### PROBLEM TO WORK ON
Return each line containing the string "icon".

### DATASET EXTRACT
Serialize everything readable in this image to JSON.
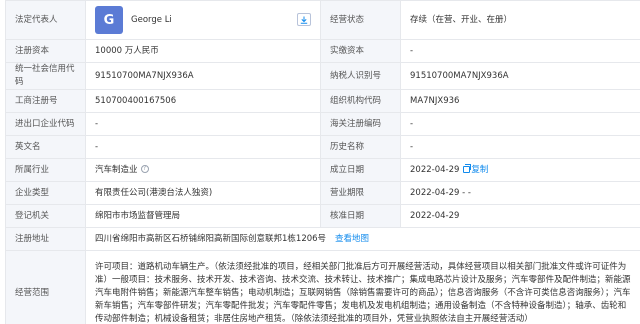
{
  "rows": {
    "legal_rep": {
      "label": "法定代表人",
      "avatar_letter": "G",
      "name": "George Li",
      "download_icon": "download-icon"
    },
    "status": {
      "label": "经营状态",
      "value": "存续（在营、开业、在册）"
    },
    "reg_capital": {
      "label": "注册资本",
      "value": "10000 万人民币"
    },
    "paid_capital": {
      "label": "实缴资本",
      "value": "-"
    },
    "credit_code": {
      "label": "统一社会信用代码",
      "value": "91510700MA7NJX936A"
    },
    "taxpayer_id": {
      "label": "纳税人识别号",
      "value": "91510700MA7NJX936A"
    },
    "reg_number": {
      "label": "工商注册号",
      "value": "510700400167506"
    },
    "org_code": {
      "label": "组织机构代码",
      "value": "MA7NJX936"
    },
    "import_export": {
      "label": "进出口企业代码",
      "value": "-"
    },
    "customs": {
      "label": "海关注册编码",
      "value": "-"
    },
    "english_name": {
      "label": "英文名",
      "value": "-"
    },
    "former_name": {
      "label": "历史名称",
      "value": "-"
    },
    "industry": {
      "label": "所属行业",
      "value": "汽车制造业",
      "help_icon": "question-circle-icon"
    },
    "founded": {
      "label": "成立日期",
      "value": "2022-04-29",
      "copy_label": "复制",
      "copy_icon": "copy-icon"
    },
    "company_type": {
      "label": "企业类型",
      "value": "有限责任公司(港澳台法人独资)"
    },
    "business_term": {
      "label": "营业期限",
      "value": "2022-04-29 - -"
    },
    "authority": {
      "label": "登记机关",
      "value": "绵阳市市场监督管理局"
    },
    "approval_date": {
      "label": "核准日期",
      "value": "2022-04-29"
    },
    "address": {
      "label": "注册地址",
      "value": "四川省绵阳市高新区石桥铺绵阳高新国际创意联邦1栋1206号",
      "map_link": "查看地图"
    },
    "scope": {
      "label": "经营范围",
      "value": "许可项目：道路机动车辆生产。（依法须经批准的项目，经相关部门批准后方可开展经营活动，具体经营项目以相关部门批准文件或许可证件为准）一般项目：技术服务、技术开发、技术咨询、技术交流、技术转让、技术推广；集成电路芯片设计及服务；汽车零部件及配件制造；新能源汽车电附件销售；新能源汽车整车销售；电动机制造；互联网销售（除销售需要许可的商品）；信息咨询服务（不含许可类信息咨询服务）；汽车新车销售；汽车零部件研发；汽车零配件批发；汽车零配件零售；发电机及发电机组制造；通用设备制造（不含特种设备制造）；轴承、齿轮和传动部件制造；机械设备租赁；非居住房地产租赁。（除依法须经批准的项目外，凭营业执照依法自主开展经营活动）"
    }
  },
  "colors": {
    "label_bg": "#f4f6fa",
    "border": "#e6e8ec",
    "link": "#128bed",
    "avatar_bg": "#5b7bd5"
  }
}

### RESULT OF THE TASK
      "download_icon": "download-icon"
      "help_icon": "question-circle-icon"
      "copy_icon": "copy-icon"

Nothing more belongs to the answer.